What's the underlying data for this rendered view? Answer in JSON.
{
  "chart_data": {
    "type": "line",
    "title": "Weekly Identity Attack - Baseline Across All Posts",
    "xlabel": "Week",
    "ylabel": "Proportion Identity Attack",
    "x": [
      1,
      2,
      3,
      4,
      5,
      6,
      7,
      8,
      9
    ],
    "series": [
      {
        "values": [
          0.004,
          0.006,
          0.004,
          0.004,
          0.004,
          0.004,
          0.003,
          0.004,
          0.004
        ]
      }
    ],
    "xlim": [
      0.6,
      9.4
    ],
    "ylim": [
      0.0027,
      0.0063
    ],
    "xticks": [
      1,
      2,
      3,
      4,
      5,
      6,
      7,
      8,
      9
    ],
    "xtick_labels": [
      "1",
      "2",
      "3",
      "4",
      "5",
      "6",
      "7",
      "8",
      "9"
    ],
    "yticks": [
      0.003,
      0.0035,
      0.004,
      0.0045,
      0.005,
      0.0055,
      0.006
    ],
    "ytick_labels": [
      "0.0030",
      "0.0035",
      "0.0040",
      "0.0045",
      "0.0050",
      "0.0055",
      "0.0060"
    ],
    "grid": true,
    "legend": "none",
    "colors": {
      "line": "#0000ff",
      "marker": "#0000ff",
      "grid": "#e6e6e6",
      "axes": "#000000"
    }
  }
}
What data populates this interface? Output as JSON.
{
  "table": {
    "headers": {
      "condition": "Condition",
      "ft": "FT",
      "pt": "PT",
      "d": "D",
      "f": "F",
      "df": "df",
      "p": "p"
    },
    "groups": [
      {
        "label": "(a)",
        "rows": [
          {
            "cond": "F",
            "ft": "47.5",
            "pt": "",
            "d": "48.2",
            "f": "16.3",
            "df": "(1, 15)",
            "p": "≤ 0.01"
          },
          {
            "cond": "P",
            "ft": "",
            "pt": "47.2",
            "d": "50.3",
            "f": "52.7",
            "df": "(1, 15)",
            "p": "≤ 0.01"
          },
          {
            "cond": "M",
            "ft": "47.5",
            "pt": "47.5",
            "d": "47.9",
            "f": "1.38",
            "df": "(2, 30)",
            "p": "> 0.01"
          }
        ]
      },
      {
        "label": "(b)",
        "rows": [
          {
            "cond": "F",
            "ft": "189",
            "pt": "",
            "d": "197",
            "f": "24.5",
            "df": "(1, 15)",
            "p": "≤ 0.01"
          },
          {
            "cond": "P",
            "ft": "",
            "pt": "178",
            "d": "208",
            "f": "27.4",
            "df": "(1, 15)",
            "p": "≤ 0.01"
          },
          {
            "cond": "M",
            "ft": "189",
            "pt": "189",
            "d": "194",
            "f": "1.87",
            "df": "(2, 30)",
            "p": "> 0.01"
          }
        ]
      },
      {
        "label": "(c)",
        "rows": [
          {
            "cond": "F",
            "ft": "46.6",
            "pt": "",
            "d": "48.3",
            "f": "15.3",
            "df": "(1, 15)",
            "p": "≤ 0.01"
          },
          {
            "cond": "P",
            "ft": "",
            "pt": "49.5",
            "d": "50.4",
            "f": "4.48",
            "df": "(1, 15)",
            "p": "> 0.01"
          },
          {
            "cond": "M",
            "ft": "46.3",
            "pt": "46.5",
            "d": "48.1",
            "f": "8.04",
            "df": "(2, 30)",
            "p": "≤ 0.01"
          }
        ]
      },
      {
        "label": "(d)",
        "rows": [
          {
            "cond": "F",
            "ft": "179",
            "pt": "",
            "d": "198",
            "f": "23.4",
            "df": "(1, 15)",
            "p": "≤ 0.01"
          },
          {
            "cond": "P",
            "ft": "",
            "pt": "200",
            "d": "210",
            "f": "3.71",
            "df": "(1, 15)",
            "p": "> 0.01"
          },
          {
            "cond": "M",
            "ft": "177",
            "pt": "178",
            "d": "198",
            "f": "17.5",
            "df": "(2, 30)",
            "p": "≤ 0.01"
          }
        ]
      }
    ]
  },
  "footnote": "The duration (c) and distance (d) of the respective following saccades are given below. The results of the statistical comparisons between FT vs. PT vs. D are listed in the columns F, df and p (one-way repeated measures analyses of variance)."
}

○ ○ ○ ○ ○ ○ ○

EXERCISE GOAL:
Which lines in the listing above hold the word "JSON"? Show each of them.

EXERCISE RESULT:
What's the underlying data for this rendered view? Answer in JSON.
What data populates this interface? Output as JSON.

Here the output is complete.